* **Goal of the exercise**
Copy each line in the data that includes the word "penetration".

* **Data entries**
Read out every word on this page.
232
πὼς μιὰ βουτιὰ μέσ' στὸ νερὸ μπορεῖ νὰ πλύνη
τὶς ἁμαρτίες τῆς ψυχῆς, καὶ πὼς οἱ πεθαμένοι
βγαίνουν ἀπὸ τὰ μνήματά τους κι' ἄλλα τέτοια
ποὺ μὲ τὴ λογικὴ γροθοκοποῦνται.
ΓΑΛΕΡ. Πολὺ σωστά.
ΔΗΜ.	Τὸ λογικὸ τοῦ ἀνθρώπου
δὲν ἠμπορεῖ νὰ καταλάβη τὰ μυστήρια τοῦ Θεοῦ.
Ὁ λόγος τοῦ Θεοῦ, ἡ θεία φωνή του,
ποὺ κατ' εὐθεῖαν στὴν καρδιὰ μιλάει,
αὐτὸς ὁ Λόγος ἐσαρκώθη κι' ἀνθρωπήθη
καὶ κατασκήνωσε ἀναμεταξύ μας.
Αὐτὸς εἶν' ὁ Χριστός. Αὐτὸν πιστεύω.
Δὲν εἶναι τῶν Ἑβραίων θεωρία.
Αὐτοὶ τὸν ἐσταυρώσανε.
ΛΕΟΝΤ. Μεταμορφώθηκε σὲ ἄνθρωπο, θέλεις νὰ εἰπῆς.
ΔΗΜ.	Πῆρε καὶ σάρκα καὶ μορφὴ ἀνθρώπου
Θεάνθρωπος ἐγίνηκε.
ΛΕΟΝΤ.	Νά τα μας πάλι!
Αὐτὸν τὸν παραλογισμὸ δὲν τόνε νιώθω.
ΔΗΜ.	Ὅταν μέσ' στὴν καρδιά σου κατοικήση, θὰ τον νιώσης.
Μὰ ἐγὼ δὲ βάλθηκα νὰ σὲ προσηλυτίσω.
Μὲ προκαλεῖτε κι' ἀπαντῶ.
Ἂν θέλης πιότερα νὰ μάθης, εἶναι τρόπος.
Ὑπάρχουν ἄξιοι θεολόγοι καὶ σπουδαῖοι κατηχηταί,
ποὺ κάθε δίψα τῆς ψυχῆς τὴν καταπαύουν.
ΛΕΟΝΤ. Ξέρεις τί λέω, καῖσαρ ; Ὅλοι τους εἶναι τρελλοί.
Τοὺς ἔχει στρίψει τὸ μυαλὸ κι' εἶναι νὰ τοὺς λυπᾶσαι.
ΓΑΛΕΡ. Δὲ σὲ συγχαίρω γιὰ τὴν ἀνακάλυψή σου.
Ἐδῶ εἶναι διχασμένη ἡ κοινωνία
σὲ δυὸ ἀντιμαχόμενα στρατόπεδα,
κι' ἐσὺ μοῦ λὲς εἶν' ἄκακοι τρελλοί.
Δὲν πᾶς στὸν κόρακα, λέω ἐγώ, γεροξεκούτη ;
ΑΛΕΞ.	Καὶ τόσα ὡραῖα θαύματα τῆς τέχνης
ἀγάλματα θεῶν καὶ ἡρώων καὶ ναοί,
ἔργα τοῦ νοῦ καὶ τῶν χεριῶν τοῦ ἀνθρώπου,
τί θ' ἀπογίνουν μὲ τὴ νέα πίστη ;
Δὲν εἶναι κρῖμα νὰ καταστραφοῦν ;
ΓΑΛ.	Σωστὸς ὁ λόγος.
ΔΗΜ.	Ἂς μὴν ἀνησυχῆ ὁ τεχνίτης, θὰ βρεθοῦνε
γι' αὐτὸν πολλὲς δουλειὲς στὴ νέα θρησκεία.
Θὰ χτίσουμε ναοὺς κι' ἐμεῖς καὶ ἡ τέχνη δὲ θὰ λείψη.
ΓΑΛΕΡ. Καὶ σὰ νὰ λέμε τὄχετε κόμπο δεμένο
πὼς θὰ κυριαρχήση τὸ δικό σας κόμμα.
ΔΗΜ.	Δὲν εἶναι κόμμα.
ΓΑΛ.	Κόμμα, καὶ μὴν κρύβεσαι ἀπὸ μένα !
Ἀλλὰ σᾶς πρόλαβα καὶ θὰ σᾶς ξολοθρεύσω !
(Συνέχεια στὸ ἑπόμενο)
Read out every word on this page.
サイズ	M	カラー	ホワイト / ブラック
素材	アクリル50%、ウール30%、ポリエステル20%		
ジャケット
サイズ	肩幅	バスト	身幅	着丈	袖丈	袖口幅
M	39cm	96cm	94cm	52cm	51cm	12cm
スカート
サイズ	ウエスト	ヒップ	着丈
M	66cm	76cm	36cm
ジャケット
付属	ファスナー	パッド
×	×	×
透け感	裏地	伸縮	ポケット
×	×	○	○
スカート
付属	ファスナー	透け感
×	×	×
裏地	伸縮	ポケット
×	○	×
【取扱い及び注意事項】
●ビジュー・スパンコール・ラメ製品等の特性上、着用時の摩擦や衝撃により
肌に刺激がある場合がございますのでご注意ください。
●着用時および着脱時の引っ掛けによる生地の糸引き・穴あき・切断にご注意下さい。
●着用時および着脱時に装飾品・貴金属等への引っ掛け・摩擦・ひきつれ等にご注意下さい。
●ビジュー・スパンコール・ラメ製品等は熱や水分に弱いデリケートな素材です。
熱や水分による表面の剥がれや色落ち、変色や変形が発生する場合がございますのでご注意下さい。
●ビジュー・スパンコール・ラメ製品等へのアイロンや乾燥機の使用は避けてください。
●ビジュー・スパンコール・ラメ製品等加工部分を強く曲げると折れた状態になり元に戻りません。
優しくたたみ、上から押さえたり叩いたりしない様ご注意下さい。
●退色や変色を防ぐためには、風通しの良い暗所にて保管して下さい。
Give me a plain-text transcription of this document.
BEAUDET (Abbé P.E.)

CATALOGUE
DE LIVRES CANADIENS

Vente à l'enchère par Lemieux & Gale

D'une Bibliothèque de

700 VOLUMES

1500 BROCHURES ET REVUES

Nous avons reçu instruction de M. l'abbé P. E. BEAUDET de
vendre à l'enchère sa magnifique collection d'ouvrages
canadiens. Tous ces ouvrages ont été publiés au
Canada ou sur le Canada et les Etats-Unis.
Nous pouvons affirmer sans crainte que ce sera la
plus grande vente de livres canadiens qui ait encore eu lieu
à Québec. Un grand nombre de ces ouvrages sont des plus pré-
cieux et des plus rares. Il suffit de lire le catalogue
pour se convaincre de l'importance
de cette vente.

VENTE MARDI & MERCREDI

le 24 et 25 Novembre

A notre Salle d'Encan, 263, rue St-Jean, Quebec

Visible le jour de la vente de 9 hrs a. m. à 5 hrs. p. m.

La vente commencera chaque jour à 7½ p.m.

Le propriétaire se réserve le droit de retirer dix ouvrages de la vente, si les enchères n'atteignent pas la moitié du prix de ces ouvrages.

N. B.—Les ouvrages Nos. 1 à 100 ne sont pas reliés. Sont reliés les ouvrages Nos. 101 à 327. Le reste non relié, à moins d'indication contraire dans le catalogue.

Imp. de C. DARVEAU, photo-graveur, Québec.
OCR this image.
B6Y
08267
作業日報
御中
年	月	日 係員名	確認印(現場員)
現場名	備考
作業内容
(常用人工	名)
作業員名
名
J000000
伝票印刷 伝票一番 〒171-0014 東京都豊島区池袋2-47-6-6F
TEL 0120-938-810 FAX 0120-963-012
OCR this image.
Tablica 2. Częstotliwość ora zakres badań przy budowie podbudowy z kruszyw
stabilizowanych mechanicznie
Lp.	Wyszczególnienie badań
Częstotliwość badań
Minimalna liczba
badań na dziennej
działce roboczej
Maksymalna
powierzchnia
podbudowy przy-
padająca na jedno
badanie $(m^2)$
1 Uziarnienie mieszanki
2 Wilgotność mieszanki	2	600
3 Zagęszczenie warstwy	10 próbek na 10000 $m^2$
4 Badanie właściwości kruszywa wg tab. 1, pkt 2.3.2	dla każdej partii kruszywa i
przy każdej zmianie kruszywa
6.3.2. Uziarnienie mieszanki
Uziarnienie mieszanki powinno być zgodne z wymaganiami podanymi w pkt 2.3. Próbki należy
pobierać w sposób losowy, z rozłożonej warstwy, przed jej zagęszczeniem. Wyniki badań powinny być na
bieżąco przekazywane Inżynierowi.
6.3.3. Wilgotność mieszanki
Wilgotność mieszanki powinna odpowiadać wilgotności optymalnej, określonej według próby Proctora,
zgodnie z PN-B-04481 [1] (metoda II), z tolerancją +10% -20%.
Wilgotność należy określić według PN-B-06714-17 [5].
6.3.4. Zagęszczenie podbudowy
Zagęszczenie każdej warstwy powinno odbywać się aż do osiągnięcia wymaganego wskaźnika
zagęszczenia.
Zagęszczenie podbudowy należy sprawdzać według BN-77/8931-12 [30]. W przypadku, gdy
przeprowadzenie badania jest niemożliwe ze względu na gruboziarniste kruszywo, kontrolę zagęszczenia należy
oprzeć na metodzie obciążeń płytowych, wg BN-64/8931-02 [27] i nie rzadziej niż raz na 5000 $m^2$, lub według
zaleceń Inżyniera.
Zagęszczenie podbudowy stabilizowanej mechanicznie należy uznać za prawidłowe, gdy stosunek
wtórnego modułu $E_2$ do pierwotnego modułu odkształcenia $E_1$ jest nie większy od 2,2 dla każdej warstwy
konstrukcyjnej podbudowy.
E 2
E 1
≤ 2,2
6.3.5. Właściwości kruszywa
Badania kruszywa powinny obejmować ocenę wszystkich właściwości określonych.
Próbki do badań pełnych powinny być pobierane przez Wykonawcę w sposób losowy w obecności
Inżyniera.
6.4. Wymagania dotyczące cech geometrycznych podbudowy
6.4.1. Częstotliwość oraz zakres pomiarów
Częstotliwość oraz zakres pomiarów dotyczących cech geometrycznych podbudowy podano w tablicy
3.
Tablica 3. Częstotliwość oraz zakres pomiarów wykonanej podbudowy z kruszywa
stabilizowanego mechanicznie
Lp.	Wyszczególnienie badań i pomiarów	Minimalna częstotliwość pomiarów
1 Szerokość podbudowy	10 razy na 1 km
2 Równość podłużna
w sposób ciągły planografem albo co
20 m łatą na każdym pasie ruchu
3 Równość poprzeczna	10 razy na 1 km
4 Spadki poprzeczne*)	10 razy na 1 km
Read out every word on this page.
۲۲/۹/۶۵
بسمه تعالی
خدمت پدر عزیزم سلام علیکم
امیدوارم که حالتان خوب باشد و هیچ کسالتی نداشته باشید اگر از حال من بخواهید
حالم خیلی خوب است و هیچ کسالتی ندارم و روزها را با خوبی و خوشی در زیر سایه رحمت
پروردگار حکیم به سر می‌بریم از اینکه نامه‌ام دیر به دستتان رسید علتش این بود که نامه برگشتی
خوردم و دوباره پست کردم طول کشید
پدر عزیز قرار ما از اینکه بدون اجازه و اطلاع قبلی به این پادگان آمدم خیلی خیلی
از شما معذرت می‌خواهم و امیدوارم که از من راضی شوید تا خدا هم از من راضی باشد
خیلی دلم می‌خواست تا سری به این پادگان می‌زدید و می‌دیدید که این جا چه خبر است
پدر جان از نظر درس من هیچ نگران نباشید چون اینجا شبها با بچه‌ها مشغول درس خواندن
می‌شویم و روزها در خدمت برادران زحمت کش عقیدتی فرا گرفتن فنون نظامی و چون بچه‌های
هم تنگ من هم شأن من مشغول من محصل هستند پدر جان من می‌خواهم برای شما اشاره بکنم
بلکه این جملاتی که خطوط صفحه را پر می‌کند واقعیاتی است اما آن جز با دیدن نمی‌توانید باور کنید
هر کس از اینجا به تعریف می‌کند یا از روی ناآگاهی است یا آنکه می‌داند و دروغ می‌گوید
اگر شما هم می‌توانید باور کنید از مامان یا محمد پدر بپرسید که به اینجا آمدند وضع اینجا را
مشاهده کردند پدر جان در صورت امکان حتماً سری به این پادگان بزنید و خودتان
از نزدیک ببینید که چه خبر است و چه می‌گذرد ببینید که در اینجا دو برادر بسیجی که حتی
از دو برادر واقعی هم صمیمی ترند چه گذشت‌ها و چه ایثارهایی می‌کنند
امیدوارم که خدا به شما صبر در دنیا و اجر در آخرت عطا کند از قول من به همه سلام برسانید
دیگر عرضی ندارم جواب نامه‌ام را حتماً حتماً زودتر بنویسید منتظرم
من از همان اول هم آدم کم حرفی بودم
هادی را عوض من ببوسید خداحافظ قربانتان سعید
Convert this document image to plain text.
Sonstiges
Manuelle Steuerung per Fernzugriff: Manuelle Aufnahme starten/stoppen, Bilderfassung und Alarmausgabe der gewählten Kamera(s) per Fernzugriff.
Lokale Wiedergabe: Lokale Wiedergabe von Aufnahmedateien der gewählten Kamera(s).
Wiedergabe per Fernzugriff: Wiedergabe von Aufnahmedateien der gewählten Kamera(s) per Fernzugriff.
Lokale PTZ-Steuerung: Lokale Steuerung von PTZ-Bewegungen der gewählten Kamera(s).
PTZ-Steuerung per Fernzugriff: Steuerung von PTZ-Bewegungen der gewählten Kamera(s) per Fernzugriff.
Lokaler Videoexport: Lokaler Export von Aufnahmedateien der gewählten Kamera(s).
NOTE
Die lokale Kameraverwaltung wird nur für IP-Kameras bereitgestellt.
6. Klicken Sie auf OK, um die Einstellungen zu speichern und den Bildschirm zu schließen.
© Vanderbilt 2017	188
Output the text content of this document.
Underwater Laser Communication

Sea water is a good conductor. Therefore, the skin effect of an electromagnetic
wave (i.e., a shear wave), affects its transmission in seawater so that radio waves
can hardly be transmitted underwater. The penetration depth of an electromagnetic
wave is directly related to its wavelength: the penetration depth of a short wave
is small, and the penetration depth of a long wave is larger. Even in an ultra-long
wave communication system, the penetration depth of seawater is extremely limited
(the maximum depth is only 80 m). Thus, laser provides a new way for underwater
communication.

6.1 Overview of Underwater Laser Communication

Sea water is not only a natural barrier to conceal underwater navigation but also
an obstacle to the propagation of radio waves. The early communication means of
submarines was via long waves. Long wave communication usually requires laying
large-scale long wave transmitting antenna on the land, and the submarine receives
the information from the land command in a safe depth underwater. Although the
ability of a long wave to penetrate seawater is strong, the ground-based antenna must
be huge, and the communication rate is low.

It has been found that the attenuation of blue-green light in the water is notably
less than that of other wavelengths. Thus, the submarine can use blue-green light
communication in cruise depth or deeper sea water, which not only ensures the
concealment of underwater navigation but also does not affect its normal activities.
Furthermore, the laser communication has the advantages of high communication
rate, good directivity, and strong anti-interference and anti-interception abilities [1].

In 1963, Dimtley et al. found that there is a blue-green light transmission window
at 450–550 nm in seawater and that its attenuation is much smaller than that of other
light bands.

* **Final result**
can hardly be transmitted underwater. The penetration depth of an electromagnetic
wave is directly related to its wavelength: the penetration depth of a short wave
is small, and the penetration depth of a long wave is larger. Even in an ultra-long
wave communication system, the penetration depth of seawater is extremely limited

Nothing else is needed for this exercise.